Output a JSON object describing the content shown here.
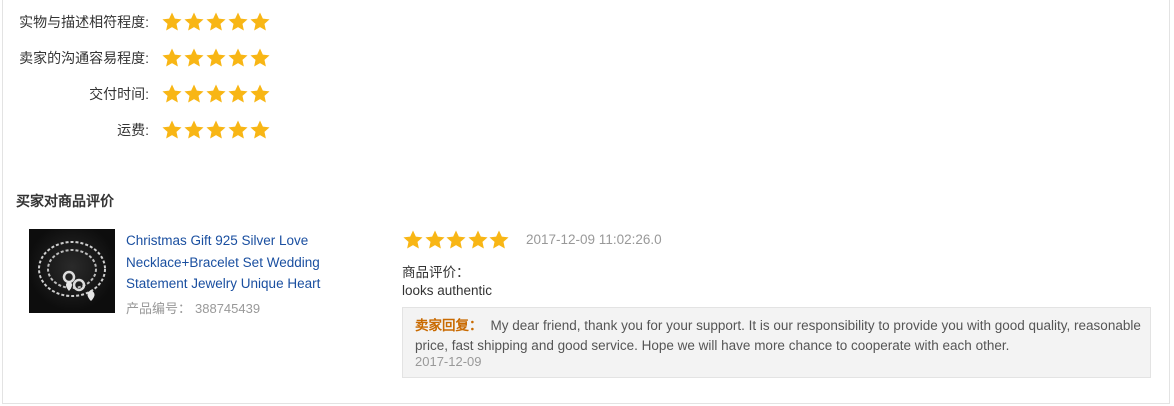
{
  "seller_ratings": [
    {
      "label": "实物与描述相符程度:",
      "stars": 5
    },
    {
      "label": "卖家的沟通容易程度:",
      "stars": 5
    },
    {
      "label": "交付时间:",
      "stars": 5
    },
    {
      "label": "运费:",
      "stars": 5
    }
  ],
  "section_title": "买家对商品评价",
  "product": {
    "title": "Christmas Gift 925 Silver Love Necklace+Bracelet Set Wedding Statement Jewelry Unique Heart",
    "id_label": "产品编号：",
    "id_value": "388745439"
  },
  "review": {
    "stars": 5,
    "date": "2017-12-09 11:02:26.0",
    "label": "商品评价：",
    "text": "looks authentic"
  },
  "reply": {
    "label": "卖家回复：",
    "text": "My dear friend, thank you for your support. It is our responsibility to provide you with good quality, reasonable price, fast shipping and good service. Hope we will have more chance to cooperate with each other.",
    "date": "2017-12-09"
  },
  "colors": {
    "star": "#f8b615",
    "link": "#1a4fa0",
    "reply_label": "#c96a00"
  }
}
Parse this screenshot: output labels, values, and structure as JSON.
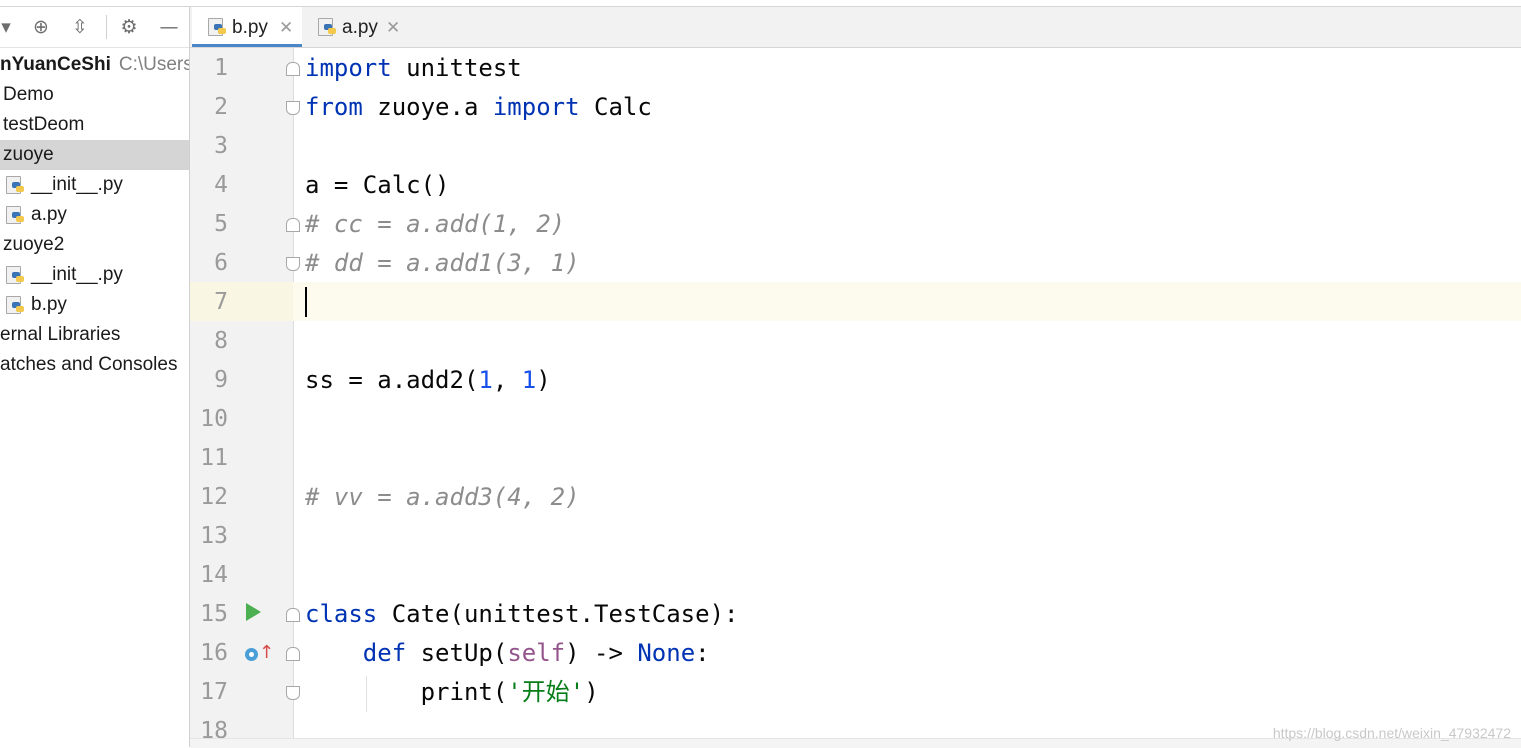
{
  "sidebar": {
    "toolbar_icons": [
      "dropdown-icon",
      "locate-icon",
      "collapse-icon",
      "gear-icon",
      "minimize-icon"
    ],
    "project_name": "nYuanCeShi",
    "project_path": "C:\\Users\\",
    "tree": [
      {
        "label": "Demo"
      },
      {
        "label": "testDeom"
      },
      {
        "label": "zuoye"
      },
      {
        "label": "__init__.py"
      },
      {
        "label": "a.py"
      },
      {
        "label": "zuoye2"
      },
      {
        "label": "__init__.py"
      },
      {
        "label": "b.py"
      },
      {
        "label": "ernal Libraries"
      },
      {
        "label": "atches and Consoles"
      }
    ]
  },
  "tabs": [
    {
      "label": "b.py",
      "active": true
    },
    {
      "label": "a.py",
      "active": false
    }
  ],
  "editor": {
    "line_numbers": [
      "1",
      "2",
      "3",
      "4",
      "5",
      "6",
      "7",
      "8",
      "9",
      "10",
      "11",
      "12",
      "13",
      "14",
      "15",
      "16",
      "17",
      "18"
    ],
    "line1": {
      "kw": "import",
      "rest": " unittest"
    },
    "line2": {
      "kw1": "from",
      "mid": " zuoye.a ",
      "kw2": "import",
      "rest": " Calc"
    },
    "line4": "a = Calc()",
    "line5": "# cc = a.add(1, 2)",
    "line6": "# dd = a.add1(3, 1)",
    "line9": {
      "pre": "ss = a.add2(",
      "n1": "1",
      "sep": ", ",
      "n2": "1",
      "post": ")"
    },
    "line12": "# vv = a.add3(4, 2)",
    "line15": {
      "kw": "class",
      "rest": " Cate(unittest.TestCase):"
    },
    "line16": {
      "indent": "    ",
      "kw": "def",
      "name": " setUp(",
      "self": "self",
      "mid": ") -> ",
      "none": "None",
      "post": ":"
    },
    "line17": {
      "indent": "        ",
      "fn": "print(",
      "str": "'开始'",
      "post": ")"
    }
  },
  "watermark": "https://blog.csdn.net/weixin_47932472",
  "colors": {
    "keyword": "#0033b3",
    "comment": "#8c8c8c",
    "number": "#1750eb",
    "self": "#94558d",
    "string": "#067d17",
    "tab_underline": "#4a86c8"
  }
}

---

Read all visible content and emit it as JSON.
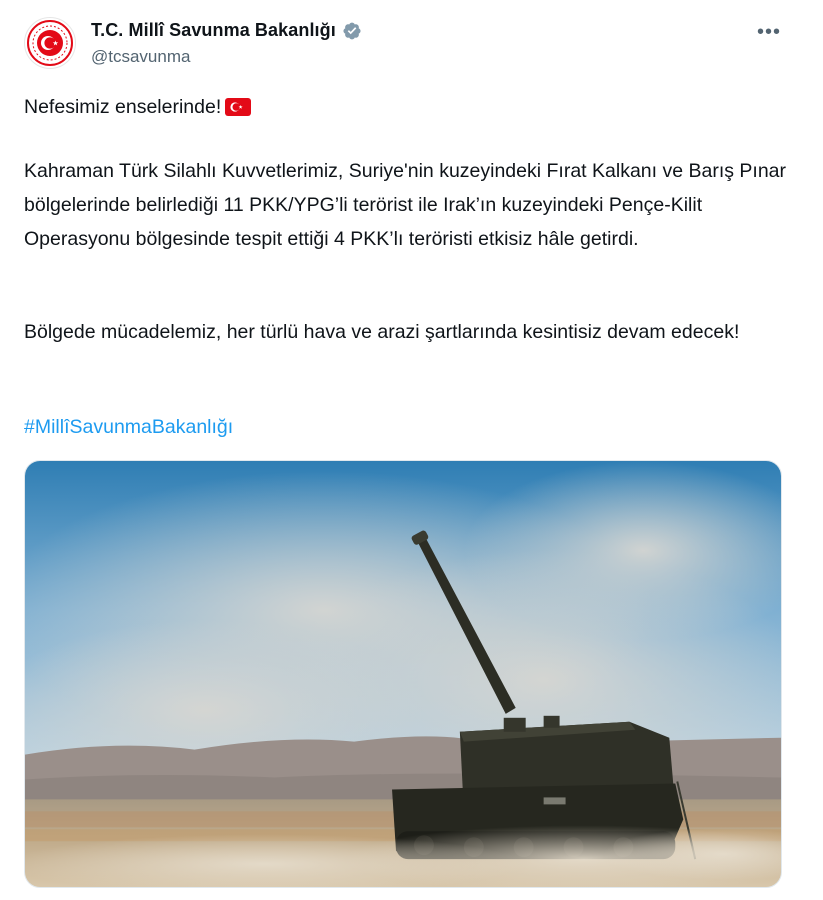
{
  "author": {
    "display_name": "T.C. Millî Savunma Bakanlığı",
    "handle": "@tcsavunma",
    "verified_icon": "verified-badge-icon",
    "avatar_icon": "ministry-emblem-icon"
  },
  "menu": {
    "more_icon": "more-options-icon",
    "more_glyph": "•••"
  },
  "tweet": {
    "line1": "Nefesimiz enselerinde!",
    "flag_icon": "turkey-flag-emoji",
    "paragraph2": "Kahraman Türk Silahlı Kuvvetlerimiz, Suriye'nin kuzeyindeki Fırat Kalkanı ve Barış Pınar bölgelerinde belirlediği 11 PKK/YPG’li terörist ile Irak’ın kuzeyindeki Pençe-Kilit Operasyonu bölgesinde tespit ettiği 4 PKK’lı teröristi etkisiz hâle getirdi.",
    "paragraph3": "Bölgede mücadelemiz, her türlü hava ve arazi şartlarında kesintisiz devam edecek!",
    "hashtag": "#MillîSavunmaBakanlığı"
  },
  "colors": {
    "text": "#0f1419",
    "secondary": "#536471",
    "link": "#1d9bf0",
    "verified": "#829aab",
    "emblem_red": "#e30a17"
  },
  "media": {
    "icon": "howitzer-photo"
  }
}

---

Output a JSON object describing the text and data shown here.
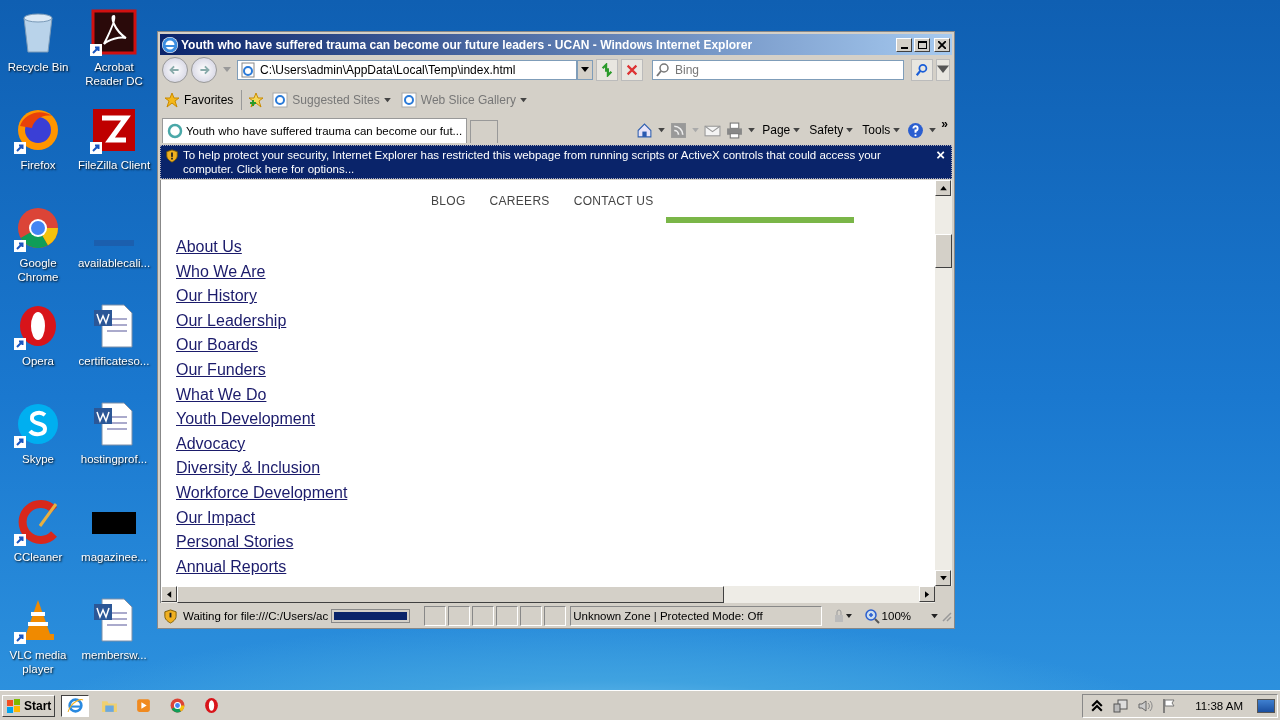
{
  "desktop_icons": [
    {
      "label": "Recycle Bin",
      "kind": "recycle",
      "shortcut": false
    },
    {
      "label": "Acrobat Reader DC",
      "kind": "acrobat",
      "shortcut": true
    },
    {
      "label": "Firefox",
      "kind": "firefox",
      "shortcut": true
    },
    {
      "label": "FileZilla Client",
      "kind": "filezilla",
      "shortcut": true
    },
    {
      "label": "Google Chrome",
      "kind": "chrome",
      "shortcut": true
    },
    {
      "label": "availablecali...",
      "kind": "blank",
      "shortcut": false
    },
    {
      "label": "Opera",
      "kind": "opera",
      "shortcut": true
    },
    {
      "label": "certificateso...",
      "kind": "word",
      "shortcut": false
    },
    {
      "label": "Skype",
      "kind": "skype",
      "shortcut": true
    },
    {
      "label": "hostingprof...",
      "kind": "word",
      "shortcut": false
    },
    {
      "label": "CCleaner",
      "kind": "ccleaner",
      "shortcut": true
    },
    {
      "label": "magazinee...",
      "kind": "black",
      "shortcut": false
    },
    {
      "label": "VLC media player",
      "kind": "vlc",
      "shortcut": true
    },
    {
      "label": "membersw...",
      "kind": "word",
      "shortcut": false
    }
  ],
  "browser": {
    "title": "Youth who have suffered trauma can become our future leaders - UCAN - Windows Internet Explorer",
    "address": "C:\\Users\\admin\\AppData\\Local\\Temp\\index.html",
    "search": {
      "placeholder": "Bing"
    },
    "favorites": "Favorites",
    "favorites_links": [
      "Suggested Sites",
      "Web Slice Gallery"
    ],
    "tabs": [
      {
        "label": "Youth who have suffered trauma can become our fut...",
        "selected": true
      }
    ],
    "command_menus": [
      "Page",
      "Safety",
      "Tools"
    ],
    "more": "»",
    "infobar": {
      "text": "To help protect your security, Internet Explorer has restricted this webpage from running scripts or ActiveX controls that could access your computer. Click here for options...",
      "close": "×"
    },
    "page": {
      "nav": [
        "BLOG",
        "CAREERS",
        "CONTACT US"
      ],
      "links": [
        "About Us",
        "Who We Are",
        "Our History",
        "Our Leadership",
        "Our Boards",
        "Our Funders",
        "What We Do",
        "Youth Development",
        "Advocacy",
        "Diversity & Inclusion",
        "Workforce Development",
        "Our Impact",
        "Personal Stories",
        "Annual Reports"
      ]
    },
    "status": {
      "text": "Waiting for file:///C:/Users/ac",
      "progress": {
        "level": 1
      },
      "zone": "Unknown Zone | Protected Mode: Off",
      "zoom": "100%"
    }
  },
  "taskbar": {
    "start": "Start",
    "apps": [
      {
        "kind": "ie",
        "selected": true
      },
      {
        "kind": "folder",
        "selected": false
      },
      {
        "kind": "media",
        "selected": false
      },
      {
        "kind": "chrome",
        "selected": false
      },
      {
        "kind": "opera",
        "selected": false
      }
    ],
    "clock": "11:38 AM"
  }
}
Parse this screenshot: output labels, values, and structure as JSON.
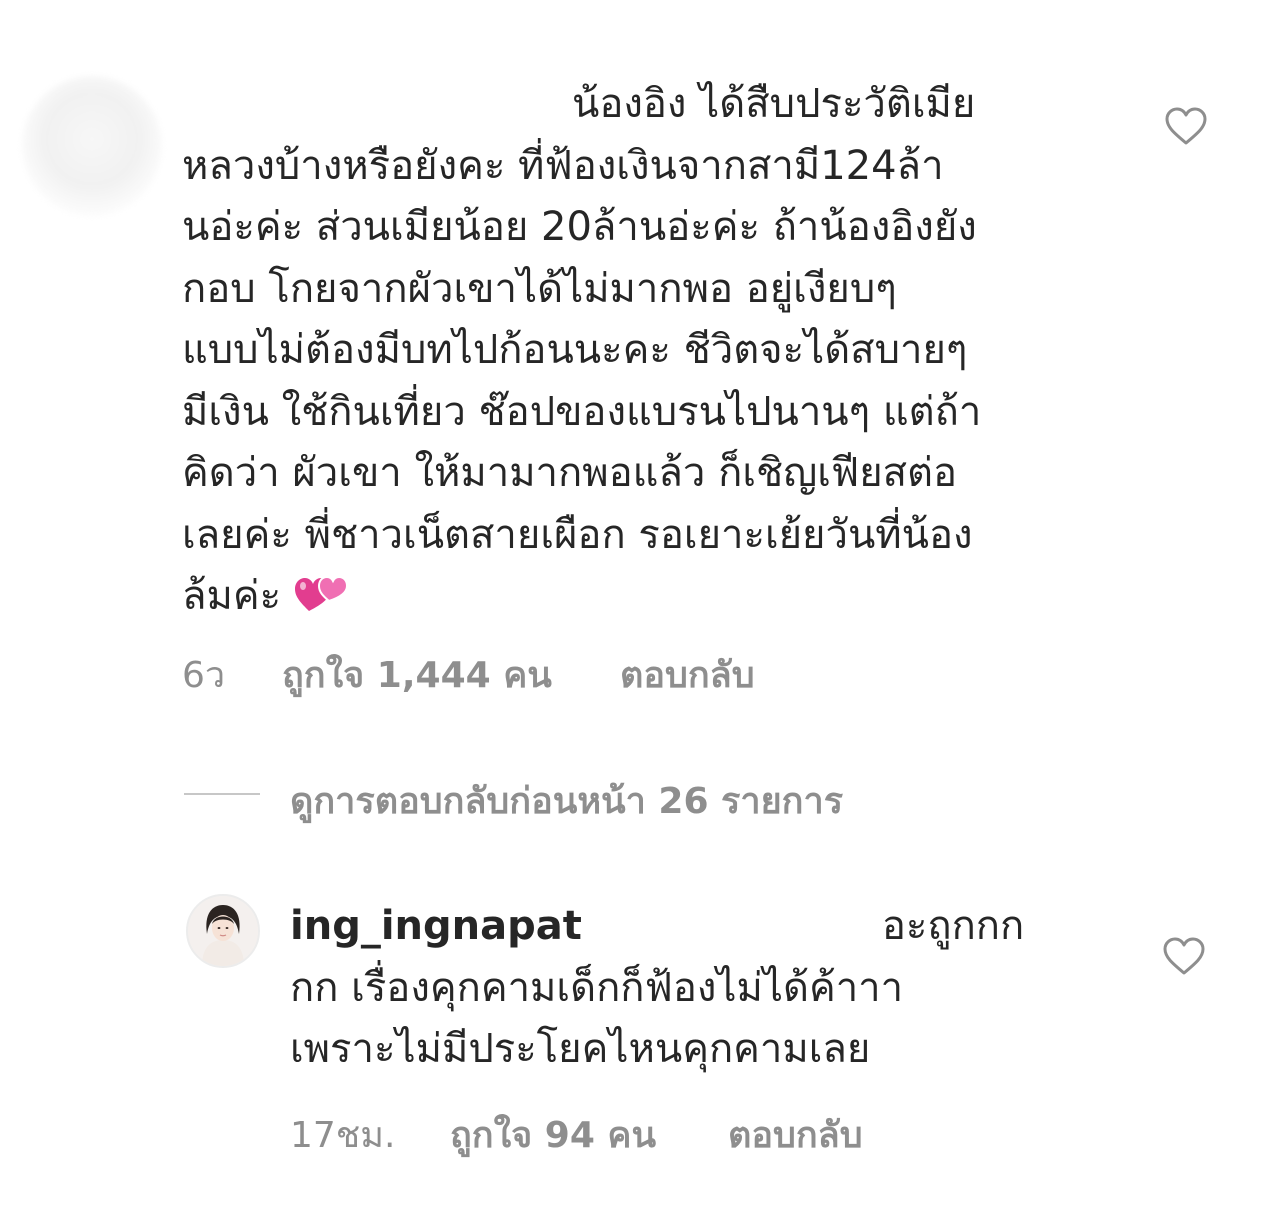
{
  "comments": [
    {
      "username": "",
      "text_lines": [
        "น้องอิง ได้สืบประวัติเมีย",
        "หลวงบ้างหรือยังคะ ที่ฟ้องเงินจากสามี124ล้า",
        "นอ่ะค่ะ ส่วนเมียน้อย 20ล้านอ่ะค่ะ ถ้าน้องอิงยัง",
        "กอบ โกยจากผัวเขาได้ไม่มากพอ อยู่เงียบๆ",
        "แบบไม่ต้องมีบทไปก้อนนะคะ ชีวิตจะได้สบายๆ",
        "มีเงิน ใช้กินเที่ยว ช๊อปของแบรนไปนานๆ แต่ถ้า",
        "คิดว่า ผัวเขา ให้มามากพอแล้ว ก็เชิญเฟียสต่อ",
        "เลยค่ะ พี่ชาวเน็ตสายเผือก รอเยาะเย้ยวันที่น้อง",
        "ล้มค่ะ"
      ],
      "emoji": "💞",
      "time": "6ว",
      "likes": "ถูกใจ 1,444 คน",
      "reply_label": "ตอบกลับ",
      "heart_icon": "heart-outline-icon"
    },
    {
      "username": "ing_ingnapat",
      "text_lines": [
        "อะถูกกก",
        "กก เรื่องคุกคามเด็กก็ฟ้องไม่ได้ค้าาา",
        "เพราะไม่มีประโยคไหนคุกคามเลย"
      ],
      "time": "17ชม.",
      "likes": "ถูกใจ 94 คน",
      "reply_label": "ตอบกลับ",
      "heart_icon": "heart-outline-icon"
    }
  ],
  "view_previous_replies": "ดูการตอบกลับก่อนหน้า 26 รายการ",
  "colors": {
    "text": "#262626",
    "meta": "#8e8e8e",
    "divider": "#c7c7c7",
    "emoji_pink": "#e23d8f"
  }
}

→ What you will do
Gather from the entries above all lines that include the string "unittest".

→ Correct result
      "rest": " unittest"
      "rest": " Cate(unittest.TestCase):"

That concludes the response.